**TASK TO COMPLETE**. Select every line holding the word "inculturation" and copy it.

:: DATA FOR THIS EXERCISE ::

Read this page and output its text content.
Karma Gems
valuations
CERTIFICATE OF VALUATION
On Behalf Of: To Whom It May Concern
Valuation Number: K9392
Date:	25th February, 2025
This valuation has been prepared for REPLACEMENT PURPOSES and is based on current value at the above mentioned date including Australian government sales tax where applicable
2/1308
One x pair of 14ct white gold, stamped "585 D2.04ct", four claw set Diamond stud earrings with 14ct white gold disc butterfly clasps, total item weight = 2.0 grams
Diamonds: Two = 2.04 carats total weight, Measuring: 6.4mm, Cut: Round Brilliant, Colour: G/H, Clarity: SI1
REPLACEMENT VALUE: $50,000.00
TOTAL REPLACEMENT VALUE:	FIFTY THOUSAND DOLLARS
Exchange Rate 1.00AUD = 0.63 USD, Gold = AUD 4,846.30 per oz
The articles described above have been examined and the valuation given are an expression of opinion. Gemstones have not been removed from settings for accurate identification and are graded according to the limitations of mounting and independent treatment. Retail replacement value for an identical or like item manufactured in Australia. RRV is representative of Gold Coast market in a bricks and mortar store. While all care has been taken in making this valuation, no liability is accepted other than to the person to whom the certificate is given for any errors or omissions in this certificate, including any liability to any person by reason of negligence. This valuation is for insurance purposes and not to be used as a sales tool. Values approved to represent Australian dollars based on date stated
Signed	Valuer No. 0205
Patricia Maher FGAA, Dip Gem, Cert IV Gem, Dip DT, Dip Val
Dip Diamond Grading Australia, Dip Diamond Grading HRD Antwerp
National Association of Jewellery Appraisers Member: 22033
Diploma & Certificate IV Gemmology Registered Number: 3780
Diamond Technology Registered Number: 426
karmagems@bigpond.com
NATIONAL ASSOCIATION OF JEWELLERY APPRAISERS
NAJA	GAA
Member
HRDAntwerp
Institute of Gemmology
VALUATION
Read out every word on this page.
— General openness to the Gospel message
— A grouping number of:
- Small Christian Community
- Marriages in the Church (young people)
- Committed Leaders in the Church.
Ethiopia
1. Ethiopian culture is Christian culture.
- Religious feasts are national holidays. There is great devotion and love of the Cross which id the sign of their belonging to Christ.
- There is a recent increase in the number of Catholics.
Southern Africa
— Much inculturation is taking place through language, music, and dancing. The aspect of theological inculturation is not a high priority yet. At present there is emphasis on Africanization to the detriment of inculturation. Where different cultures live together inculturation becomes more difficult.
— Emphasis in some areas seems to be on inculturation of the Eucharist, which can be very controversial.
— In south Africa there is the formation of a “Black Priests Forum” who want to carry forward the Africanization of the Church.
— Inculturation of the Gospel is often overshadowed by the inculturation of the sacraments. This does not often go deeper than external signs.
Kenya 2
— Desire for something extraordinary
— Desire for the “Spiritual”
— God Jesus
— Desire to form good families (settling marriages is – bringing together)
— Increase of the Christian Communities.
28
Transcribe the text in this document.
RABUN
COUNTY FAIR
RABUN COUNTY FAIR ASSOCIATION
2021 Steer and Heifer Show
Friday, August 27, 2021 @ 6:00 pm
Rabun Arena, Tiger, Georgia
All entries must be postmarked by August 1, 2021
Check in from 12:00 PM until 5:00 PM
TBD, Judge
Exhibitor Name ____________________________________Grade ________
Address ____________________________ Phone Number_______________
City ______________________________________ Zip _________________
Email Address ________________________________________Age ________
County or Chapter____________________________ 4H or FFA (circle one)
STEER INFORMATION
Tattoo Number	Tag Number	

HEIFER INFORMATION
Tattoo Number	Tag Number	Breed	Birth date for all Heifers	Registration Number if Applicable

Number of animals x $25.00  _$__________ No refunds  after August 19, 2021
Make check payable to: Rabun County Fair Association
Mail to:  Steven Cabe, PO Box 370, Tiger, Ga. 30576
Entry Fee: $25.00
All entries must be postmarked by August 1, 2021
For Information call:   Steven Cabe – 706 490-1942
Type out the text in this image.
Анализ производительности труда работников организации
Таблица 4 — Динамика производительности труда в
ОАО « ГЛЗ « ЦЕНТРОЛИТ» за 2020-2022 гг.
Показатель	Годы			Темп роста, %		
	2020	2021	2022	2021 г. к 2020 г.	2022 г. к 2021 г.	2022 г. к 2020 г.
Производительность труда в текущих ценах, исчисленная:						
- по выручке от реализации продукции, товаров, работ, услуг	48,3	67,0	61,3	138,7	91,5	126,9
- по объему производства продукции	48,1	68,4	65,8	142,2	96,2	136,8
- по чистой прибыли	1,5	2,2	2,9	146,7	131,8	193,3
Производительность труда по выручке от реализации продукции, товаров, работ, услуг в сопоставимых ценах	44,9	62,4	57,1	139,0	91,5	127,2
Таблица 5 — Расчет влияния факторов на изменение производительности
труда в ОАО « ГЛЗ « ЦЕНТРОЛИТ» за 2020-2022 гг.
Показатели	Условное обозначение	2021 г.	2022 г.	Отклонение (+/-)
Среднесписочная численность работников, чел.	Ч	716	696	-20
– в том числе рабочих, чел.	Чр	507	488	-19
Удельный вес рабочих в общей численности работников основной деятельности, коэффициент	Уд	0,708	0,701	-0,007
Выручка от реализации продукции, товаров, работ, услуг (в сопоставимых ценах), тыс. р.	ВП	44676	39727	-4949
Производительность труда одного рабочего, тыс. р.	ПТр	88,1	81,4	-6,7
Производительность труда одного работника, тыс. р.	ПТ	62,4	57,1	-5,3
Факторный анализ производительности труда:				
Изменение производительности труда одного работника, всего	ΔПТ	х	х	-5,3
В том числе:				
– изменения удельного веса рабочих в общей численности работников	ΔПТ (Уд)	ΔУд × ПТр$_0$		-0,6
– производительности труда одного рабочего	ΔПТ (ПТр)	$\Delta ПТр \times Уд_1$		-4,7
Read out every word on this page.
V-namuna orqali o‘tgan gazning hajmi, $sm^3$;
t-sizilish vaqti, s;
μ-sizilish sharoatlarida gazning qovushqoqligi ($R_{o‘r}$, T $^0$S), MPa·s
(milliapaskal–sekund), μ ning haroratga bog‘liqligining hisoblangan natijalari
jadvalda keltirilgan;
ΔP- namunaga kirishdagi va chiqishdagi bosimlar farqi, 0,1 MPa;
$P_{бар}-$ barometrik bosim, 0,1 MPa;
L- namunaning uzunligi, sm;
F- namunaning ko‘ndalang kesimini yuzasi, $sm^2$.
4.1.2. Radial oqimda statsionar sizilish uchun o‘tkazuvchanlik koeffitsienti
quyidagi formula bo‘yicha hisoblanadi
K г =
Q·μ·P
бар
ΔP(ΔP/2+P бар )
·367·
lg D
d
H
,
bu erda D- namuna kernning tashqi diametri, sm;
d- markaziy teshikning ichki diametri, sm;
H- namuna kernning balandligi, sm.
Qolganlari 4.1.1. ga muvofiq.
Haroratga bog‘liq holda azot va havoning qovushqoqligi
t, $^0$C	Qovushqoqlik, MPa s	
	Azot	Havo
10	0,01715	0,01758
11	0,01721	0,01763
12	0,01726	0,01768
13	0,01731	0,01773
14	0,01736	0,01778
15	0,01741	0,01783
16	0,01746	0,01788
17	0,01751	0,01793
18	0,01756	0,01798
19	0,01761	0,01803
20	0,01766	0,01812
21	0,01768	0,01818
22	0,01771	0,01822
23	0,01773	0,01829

:::

**ANSWER FOR THIS EXERCISE**.
— Much inculturation is taking place through language, music, and dancing. The aspect of theological inculturation is not a high priority yet. At present there is emphasis on Africanization to the detriment of inculturation. Where different cultures live together inculturation becomes more difficult.
— Emphasis in some areas seems to be on inculturation of the Eucharist, which can be very controversial.
— Inculturation of the Gospel is often overshadowed by the inculturation of the sacraments. This does not often go deeper than external signs.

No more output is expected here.